----- Source data

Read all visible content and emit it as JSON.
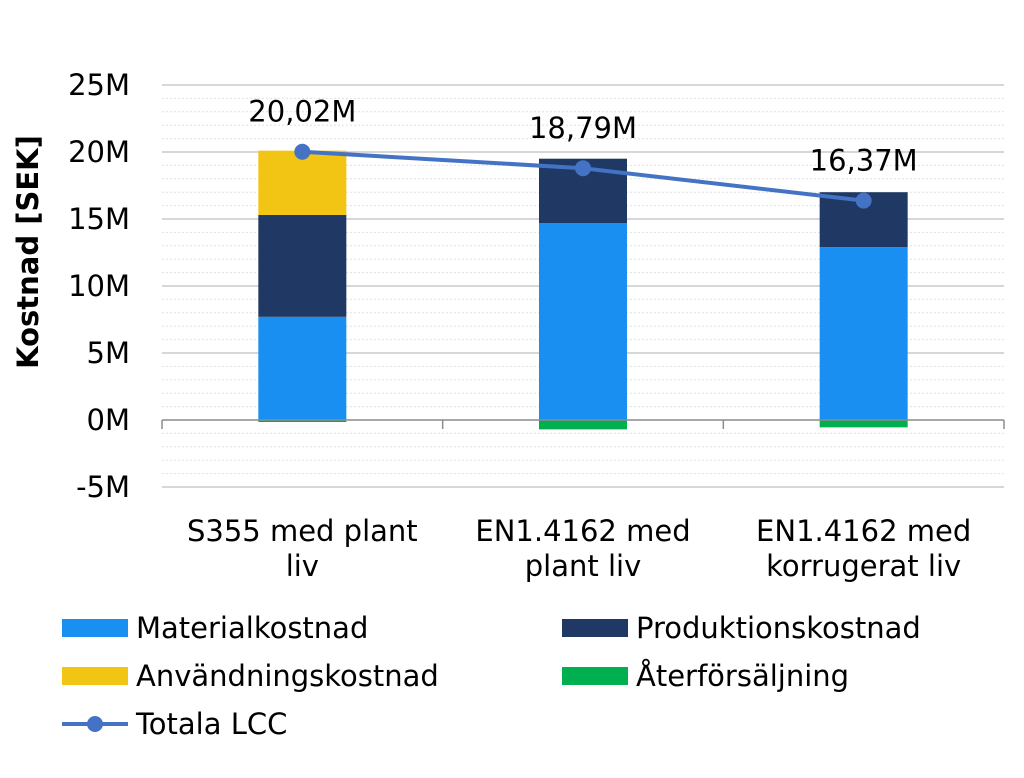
{
  "chart_data": {
    "type": "bar",
    "stacked": true,
    "title": "",
    "xlabel": "",
    "ylabel": "Kostnad [SEK]",
    "ylim": [
      -5,
      25
    ],
    "y_ticks": [
      -5,
      0,
      5,
      10,
      15,
      20,
      25
    ],
    "y_tick_labels": [
      "-5M",
      "0M",
      "5M",
      "10M",
      "15M",
      "20M",
      "25M"
    ],
    "grid": true,
    "legend_position": "bottom",
    "categories": [
      [
        "S355 med plant",
        "liv"
      ],
      [
        "EN1.4162 med",
        "plant liv"
      ],
      [
        "EN1.4162 med",
        "korrugerat liv"
      ]
    ],
    "series": [
      {
        "name": "Materialkostnad",
        "color": "#1a8ff2",
        "values": [
          7.7,
          14.7,
          12.9
        ]
      },
      {
        "name": "Produktionskostnad",
        "color": "#1f3864",
        "values": [
          7.6,
          4.8,
          4.1
        ]
      },
      {
        "name": "Användningskostnad",
        "color": "#f2c414",
        "values": [
          4.8,
          0,
          0
        ]
      },
      {
        "name": "Återförsäljning",
        "color": "#00b050",
        "values": [
          -0.15,
          -0.7,
          -0.55
        ]
      }
    ],
    "line": {
      "name": "Totala LCC",
      "color": "#4472c4",
      "values": [
        20.02,
        18.79,
        16.37
      ],
      "labels": [
        "20,02M",
        "18,79M",
        "16,37M"
      ]
    }
  }
}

----------

Every record must be copied exactly, with images dropped from the result.

Read all visible content and emit it as JSON.
{
  "chart_data": {
    "type": "bar",
    "stacked": true,
    "title": "",
    "xlabel": "",
    "ylabel": "Kostnad [SEK]",
    "ylim": [
      -5,
      25
    ],
    "y_ticks": [
      -5,
      0,
      5,
      10,
      15,
      20,
      25
    ],
    "y_tick_labels": [
      "-5M",
      "0M",
      "5M",
      "10M",
      "15M",
      "20M",
      "25M"
    ],
    "grid": true,
    "legend_position": "bottom",
    "categories": [
      [
        "S355 med plant",
        "liv"
      ],
      [
        "EN1.4162 med",
        "plant liv"
      ],
      [
        "EN1.4162 med",
        "korrugerat liv"
      ]
    ],
    "series": [
      {
        "name": "Materialkostnad",
        "color": "#1a8ff2",
        "values": [
          7.7,
          14.7,
          12.9
        ]
      },
      {
        "name": "Produktionskostnad",
        "color": "#1f3864",
        "values": [
          7.6,
          4.8,
          4.1
        ]
      },
      {
        "name": "Användningskostnad",
        "color": "#f2c414",
        "values": [
          4.8,
          0,
          0
        ]
      },
      {
        "name": "Återförsäljning",
        "color": "#00b050",
        "values": [
          -0.15,
          -0.7,
          -0.55
        ]
      }
    ],
    "line": {
      "name": "Totala LCC",
      "color": "#4472c4",
      "values": [
        20.02,
        18.79,
        16.37
      ],
      "labels": [
        "20,02M",
        "18,79M",
        "16,37M"
      ]
    }
  }
}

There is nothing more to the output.